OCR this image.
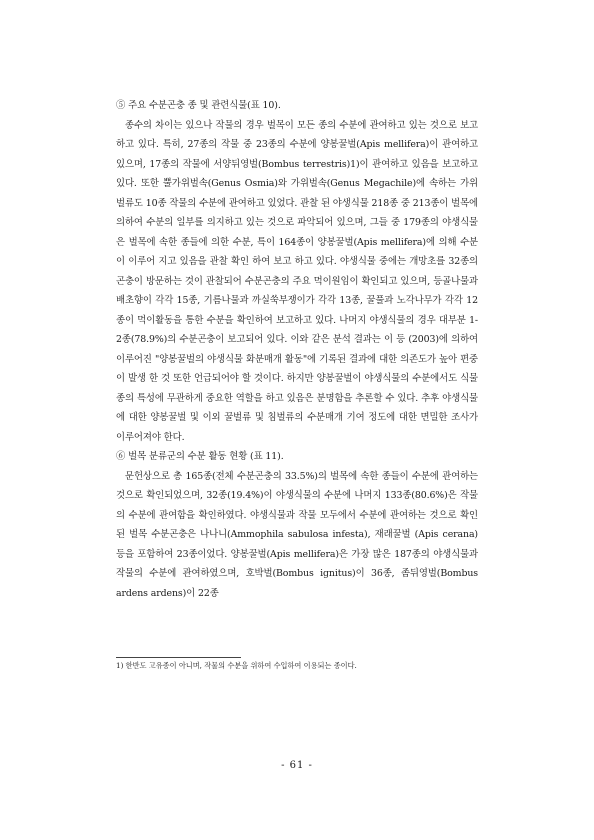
⑤ 주요 수분곤충 종 및 관련식물(표 10).

종수의 차이는 있으나 작물의 경우 벌목이 모든 종의 수분에 관여하고 있는 것으로 보고하고 있다. 특히, 27종의 작물 중 23종의 수분에 양봉꿀벌(Apis mellifera)이 관여하고 있으며, 17종의 작물에 서양뒤영벌(Bombus terrestris)1)이 관여하고 있음을 보고하고 있다. 또한 뿔가위벌속(Genus Osmia)와 가위벌속(Genus Megachile)에 속하는 가위벌류도 10종 작물의 수분에 관여하고 있었다. 관찰 된 야생식물 218종 중 213종이 벌목에 의하여 수분의 일부를 의지하고 있는 것으로 파악되어 있으며, 그들 중 179종의 야생식물은 벌목에 속한 종들에 의한 수분, 특이 164종이 양봉꿀벌(Apis mellifera)에 의해 수분이 이루어 지고 있음을 관찰 확인 하여 보고 하고 있다. 야생식물 중에는 개망초를 32종의 곤충이 방문하는 것이 관찰되어 수분곤충의 주요 먹이원임이 확인되고 있으며, 등골나물과 배초향이 각각 15종, 기름나물과 까실쑥부쟁이가 각각 13종, 꿀풀과 노각나무가 각각 12종이 먹이활동을 통한 수분을 확인하여 보고하고 있다. 나머지 야생식물의 경우 대부분 1-2종(78.9%)의 수분곤충이 보고되어 있다. 이와 같은 분석 결과는 이 등 (2003)에 의하여 이루어진 "양봉꿀벌의 야생식물 화분매개 활동"에 기록된 결과에 대한 의존도가 높아 편중이 발생 한 것 또한 언급되어야 할 것이다. 하지만 양봉꿀벌이 야생식물의 수분에서도 식물종의 특성에 무관하게 중요한 역할을 하고 있음은 분명함을 추론할 수 있다. 추후 야생식물에 대한 양봉꿀벌 및 이외 꿀벌류 및 침벌류의 수분매개 기여 정도에 대한 면밀한 조사가 이루어져야 한다.

⑥ 벌목 분류군의 수분 활동 현황 (표 11).

문헌상으로 총 165종(전체 수분곤충의 33.5%)의 벌목에 속한 종들이 수분에 관여하는 것으로 확인되었으며, 32종(19.4%)이 야생식물의 수분에 나머지 133종(80.6%)은 작물의 수분에 관여함을 확인하였다. 야생식물과 작물 모두에서 수분에 관여하는 것으로 확인된 벌목 수분곤충은 나나니(Ammophila sabulosa infesta), 재래꿀벌 (Apis cerana) 등을 포함하여 23종이었다. 양봉꿀벌(Apis mellifera)은 가장 많은 187종의 야생식물과 작물의 수분에 관여하였으며, 호박벌(Bombus ignitus)이 36종, 좀뒤영벌(Bombus ardens ardens)이 22종

1) 한반도 고유종이 아니며, 작물의 수분을 위하여 수입하여 이용되는 종이다.
- 61 -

= = = = = = =

# WORK TO BE COMPLETED
Retype the whole listing, keeping every line identical and omitting all pictures.

# WRITTEN ANSWER
OCR this image.
⑤ 주요 수분곤충 종 및 관련식물(표 10).

종수의 차이는 있으나 작물의 경우 벌목이 모든 종의 수분에 관여하고 있는 것으로 보고하고 있다. 특히, 27종의 작물 중 23종의 수분에 양봉꿀벌(Apis mellifera)이 관여하고 있으며, 17종의 작물에 서양뒤영벌(Bombus terrestris)1)이 관여하고 있음을 보고하고 있다. 또한 뿔가위벌속(Genus Osmia)와 가위벌속(Genus Megachile)에 속하는 가위벌류도 10종 작물의 수분에 관여하고 있었다. 관찰 된 야생식물 218종 중 213종이 벌목에 의하여 수분의 일부를 의지하고 있는 것으로 파악되어 있으며, 그들 중 179종의 야생식물은 벌목에 속한 종들에 의한 수분, 특이 164종이 양봉꿀벌(Apis mellifera)에 의해 수분이 이루어 지고 있음을 관찰 확인 하여 보고 하고 있다. 야생식물 중에는 개망초를 32종의 곤충이 방문하는 것이 관찰되어 수분곤충의 주요 먹이원임이 확인되고 있으며, 등골나물과 배초향이 각각 15종, 기름나물과 까실쑥부쟁이가 각각 13종, 꿀풀과 노각나무가 각각 12종이 먹이활동을 통한 수분을 확인하여 보고하고 있다. 나머지 야생식물의 경우 대부분 1-2종(78.9%)의 수분곤충이 보고되어 있다. 이와 같은 분석 결과는 이 등 (2003)에 의하여 이루어진 "양봉꿀벌의 야생식물 화분매개 활동"에 기록된 결과에 대한 의존도가 높아 편중이 발생 한 것 또한 언급되어야 할 것이다. 하지만 양봉꿀벌이 야생식물의 수분에서도 식물종의 특성에 무관하게 중요한 역할을 하고 있음은 분명함을 추론할 수 있다. 추후 야생식물에 대한 양봉꿀벌 및 이외 꿀벌류 및 침벌류의 수분매개 기여 정도에 대한 면밀한 조사가 이루어져야 한다.

⑥ 벌목 분류군의 수분 활동 현황 (표 11).

문헌상으로 총 165종(전체 수분곤충의 33.5%)의 벌목에 속한 종들이 수분에 관여하는 것으로 확인되었으며, 32종(19.4%)이 야생식물의 수분에 나머지 133종(80.6%)은 작물의 수분에 관여함을 확인하였다. 야생식물과 작물 모두에서 수분에 관여하는 것으로 확인된 벌목 수분곤충은 나나니(Ammophila sabulosa infesta), 재래꿀벌 (Apis cerana) 등을 포함하여 23종이었다. 양봉꿀벌(Apis mellifera)은 가장 많은 187종의 야생식물과 작물의 수분에 관여하였으며, 호박벌(Bombus ignitus)이 36종, 좀뒤영벌(Bombus ardens ardens)이 22종

1) 한반도 고유종이 아니며, 작물의 수분을 위하여 수입하여 이용되는 종이다.
- 61 -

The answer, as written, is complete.